** START OF RECORDED INFORMATION **

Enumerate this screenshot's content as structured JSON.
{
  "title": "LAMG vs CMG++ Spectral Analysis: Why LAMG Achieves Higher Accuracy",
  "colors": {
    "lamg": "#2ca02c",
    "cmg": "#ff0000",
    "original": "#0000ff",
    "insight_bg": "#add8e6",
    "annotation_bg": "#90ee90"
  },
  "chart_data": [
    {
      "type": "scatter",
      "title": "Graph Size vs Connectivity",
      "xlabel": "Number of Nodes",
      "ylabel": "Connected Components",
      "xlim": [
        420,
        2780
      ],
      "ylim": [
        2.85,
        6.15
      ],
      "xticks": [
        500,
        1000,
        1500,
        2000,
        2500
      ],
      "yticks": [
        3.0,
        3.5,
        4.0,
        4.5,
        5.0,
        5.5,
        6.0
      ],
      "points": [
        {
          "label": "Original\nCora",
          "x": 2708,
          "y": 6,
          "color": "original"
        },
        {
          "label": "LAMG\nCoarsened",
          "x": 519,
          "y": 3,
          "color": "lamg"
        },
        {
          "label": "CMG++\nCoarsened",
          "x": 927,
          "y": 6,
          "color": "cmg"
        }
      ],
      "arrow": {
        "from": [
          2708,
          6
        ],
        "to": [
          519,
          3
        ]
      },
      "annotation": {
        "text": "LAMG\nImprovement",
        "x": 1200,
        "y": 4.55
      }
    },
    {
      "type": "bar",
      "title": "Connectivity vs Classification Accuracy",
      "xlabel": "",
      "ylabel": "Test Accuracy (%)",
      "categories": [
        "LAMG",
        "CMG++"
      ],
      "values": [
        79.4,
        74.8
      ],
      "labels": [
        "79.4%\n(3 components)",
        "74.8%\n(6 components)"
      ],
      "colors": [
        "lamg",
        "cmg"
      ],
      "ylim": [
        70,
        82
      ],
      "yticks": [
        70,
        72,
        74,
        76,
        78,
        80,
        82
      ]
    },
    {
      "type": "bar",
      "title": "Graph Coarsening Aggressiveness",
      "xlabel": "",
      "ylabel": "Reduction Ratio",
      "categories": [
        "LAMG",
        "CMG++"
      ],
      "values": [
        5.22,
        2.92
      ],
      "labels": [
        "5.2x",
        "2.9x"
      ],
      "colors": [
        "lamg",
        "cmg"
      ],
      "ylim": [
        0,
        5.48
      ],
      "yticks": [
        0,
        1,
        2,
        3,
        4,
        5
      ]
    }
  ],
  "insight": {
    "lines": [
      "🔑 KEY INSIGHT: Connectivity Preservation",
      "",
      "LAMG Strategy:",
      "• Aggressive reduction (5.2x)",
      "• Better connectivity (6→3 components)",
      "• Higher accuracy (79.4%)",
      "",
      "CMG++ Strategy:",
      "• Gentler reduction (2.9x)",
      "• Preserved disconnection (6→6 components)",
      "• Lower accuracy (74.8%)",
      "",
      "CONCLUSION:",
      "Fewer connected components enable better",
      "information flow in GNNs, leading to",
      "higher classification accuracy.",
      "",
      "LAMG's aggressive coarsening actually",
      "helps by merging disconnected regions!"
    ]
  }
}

** END OF RECORDED INFORMATION **

■ **JOB**
Extract the complete data, matching each line exactly.

■ **ANSWER**
Enumerate this screenshot's content as structured JSON.
{
  "title": "LAMG vs CMG++ Spectral Analysis: Why LAMG Achieves Higher Accuracy",
  "colors": {
    "lamg": "#2ca02c",
    "cmg": "#ff0000",
    "original": "#0000ff",
    "insight_bg": "#add8e6",
    "annotation_bg": "#90ee90"
  },
  "chart_data": [
    {
      "type": "scatter",
      "title": "Graph Size vs Connectivity",
      "xlabel": "Number of Nodes",
      "ylabel": "Connected Components",
      "xlim": [
        420,
        2780
      ],
      "ylim": [
        2.85,
        6.15
      ],
      "xticks": [
        500,
        1000,
        1500,
        2000,
        2500
      ],
      "yticks": [
        3.0,
        3.5,
        4.0,
        4.5,
        5.0,
        5.5,
        6.0
      ],
      "points": [
        {
          "label": "Original\nCora",
          "x": 2708,
          "y": 6,
          "color": "original"
        },
        {
          "label": "LAMG\nCoarsened",
          "x": 519,
          "y": 3,
          "color": "lamg"
        },
        {
          "label": "CMG++\nCoarsened",
          "x": 927,
          "y": 6,
          "color": "cmg"
        }
      ],
      "arrow": {
        "from": [
          2708,
          6
        ],
        "to": [
          519,
          3
        ]
      },
      "annotation": {
        "text": "LAMG\nImprovement",
        "x": 1200,
        "y": 4.55
      }
    },
    {
      "type": "bar",
      "title": "Connectivity vs Classification Accuracy",
      "xlabel": "",
      "ylabel": "Test Accuracy (%)",
      "categories": [
        "LAMG",
        "CMG++"
      ],
      "values": [
        79.4,
        74.8
      ],
      "labels": [
        "79.4%\n(3 components)",
        "74.8%\n(6 components)"
      ],
      "colors": [
        "lamg",
        "cmg"
      ],
      "ylim": [
        70,
        82
      ],
      "yticks": [
        70,
        72,
        74,
        76,
        78,
        80,
        82
      ]
    },
    {
      "type": "bar",
      "title": "Graph Coarsening Aggressiveness",
      "xlabel": "",
      "ylabel": "Reduction Ratio",
      "categories": [
        "LAMG",
        "CMG++"
      ],
      "values": [
        5.22,
        2.92
      ],
      "labels": [
        "5.2x",
        "2.9x"
      ],
      "colors": [
        "lamg",
        "cmg"
      ],
      "ylim": [
        0,
        5.48
      ],
      "yticks": [
        0,
        1,
        2,
        3,
        4,
        5
      ]
    }
  ],
  "insight": {
    "lines": [
      "🔑 KEY INSIGHT: Connectivity Preservation",
      "",
      "LAMG Strategy:",
      "• Aggressive reduction (5.2x)",
      "• Better connectivity (6→3 components)",
      "• Higher accuracy (79.4%)",
      "",
      "CMG++ Strategy:",
      "• Gentler reduction (2.9x)",
      "• Preserved disconnection (6→6 components)",
      "• Lower accuracy (74.8%)",
      "",
      "CONCLUSION:",
      "Fewer connected components enable better",
      "information flow in GNNs, leading to",
      "higher classification accuracy.",
      "",
      "LAMG's aggressive coarsening actually",
      "helps by merging disconnected regions!"
    ]
  }
}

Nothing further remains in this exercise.